Resultado: tem gente de olho em seu potencial hidrelétrico. Ela está sendo
escalada para gerar 15 megawatts, que parecem uma ninharia para tanta cachoeira,
mas custarão caro à Bruaca e a Corupá. A usina desviará 17% do rio Bruaca.
Desmatará três mil metros quadrados da montanha. Cravará em suas costas 2.280
metros de tubulações com 3,3 metros de circunferência, removendo para isso 24
mil metros cúbicos de basalto em encostas intatas. Fará uma barragem de seis
metros de altura, inundando 4,5 hectares do planalto. E rasgará uma ferida difícil
de cicatrizar num parque natural de 100 hectares, que aliás está a seu lado
quase por milagre.
O terreno pertence à Batistella. Ou seja, a uma madeireira. No caso, ela salvou
a mata da motosserra. O Parque Ecológico Emílio Batistella – ou Rota das
Cachoeiras, para os guias turísticos – está registrado como Reserva
Particular do Patrimônio Natural. Inventariado pela Universidade Federal de
Santa Catarina, credenciou-se como santuário de árvores raras, como a
canela-preta. Aberto ao público, recebe 1.400 visitantes por dia, nos
fins-de-semana mais agitados do verão. Seu livro de registro tem assinaturas do
mundo inteiro. E, embora os roteiros turísticos passem em Corupá de raspão, só
a Alemanha lhe manda 90 forasteiros por ano, trazidos regulamente por uma agência
européia para fazer a trilha de 2,9 quilômetros, que passa por nada menos de
14 cachoeiras. “É preciso ter paciência com esses grupos, porque eles saem
fotografando bromélias, formigas, tudo o que vêem pelo caminho”, diz o
engenheiro florestal Alexandre Rafeal Markun, que cuida da reserva.
A maior das quedas na Rota das Cachoeiras tem 76 metros de altura. A série
completa só foi descoberta em meados da década de 80, quando um grupo de Corupá,
incluindo um padre, um fotógrafo e um funcionário da prefeitura, explorou pela
primeira vez a mata que, desde fins do século XIX, cai como uma cortina no
fundo da cidade. A expedição achou, serra acima, as cachoeiras escondidas
pelas árvores. Isso aconteceu há 15 anos. Mas, de três meses para cá, quem
anda muito por ali dentro é a vangarda dos engenheiros, sondando com
instrumentos de medição o caminho para a obra.

= = = = = = =

(Tarefa proposta):
Explique, em uma a três frases, por que o trecho sobre a Rota das Cachoeiras diz que é preciso ter paciência com os grupos de visitantes trazidos da Alemanha.

Itens de um conjunto de dados
= = = = = = =

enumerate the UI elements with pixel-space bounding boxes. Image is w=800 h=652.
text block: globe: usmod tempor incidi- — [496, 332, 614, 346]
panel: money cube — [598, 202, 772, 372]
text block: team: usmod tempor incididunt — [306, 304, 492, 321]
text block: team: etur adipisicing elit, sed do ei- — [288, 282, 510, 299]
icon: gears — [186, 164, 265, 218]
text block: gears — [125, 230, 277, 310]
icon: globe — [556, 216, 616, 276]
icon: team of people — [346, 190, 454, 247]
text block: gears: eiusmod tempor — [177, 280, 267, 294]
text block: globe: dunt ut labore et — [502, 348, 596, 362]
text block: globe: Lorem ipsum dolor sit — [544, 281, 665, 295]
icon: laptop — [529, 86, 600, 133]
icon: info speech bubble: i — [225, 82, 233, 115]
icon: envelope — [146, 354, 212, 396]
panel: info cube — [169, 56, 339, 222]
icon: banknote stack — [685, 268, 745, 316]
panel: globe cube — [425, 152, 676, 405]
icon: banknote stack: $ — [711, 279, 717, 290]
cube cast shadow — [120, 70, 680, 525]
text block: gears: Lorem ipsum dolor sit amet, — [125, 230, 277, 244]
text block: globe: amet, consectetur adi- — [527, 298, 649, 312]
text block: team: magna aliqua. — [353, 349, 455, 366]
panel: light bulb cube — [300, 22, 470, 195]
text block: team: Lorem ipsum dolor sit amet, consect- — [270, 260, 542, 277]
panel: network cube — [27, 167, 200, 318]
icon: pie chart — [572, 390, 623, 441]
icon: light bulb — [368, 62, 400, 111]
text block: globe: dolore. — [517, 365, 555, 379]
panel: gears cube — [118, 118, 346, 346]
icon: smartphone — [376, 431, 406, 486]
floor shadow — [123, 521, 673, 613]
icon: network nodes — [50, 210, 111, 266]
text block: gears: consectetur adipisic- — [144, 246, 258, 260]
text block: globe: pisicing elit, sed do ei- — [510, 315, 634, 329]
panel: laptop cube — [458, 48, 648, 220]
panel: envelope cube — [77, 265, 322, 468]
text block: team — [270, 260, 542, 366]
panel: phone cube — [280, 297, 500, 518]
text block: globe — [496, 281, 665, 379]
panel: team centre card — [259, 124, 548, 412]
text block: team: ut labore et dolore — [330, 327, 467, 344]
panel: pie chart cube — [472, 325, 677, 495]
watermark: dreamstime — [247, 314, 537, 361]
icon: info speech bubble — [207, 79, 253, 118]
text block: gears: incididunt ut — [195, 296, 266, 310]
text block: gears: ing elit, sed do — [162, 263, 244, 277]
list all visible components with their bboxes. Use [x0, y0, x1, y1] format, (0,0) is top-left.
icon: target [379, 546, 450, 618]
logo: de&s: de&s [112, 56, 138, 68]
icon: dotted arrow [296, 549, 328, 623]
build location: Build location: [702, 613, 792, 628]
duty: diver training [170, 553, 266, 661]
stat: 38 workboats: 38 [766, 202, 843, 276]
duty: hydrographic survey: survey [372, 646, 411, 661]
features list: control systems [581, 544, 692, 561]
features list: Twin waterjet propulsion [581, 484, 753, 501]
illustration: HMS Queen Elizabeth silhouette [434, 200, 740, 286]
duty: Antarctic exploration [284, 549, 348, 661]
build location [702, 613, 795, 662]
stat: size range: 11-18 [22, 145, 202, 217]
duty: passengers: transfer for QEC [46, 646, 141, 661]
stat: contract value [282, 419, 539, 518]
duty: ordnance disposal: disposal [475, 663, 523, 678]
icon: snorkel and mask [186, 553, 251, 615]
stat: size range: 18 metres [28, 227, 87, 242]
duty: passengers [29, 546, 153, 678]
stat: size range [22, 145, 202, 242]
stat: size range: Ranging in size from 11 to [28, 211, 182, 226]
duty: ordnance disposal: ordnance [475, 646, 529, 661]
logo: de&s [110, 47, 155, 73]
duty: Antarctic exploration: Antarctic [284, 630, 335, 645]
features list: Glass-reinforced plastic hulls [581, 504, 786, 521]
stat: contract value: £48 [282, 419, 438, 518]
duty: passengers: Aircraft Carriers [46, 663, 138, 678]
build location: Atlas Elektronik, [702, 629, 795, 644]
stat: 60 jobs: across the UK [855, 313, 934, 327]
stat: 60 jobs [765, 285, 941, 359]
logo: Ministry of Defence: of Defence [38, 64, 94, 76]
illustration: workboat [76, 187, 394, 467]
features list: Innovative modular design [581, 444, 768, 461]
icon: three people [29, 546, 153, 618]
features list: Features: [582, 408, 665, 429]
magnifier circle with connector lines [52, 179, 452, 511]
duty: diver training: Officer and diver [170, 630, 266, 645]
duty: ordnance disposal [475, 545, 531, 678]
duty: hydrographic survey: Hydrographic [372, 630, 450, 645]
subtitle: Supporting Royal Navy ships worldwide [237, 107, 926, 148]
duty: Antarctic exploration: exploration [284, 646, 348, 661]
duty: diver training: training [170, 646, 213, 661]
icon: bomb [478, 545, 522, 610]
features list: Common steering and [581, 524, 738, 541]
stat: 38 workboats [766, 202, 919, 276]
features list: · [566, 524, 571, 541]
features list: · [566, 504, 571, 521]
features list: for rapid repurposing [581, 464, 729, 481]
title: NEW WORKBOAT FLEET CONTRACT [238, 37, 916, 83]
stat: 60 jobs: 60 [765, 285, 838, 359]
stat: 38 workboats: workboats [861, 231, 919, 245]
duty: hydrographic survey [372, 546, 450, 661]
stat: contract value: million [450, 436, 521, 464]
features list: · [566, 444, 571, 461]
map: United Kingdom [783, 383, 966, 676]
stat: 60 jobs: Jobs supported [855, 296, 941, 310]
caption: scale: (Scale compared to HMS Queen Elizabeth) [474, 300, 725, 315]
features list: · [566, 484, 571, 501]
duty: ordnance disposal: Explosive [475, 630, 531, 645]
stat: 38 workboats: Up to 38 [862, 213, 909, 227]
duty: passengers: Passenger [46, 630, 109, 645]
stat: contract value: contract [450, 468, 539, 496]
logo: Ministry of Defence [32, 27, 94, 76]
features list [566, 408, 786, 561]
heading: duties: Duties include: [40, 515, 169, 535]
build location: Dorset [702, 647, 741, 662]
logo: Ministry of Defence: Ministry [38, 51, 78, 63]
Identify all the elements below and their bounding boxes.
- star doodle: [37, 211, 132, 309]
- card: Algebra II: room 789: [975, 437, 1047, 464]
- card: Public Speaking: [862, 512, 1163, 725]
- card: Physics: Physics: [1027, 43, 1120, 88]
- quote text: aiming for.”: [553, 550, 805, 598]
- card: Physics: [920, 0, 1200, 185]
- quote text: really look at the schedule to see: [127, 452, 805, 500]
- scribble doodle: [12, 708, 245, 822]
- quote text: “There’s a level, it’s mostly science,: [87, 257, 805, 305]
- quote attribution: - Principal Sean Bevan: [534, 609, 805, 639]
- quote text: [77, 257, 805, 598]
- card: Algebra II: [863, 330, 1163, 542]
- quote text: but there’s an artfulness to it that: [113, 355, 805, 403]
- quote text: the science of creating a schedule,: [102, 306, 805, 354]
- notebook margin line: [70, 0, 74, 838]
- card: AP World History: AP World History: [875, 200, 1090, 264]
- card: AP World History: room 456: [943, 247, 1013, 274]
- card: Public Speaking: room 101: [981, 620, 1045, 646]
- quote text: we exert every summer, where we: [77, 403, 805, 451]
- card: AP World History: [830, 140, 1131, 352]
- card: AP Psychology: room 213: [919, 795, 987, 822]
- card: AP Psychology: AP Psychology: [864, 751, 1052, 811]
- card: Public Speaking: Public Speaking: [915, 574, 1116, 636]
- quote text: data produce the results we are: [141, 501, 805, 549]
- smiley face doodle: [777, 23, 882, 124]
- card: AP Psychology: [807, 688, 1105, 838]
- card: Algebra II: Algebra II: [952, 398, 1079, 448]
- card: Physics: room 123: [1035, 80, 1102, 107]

= = = = = = =

(Resposta):
É preciso ter paciência porque esses visitantes saem fotografando bromélias, formigas e tudo o que veem pelo caminho. Quem afirma isso é o engenheiro florestal Alexandre Rafeal Markun, que cuida da reserva.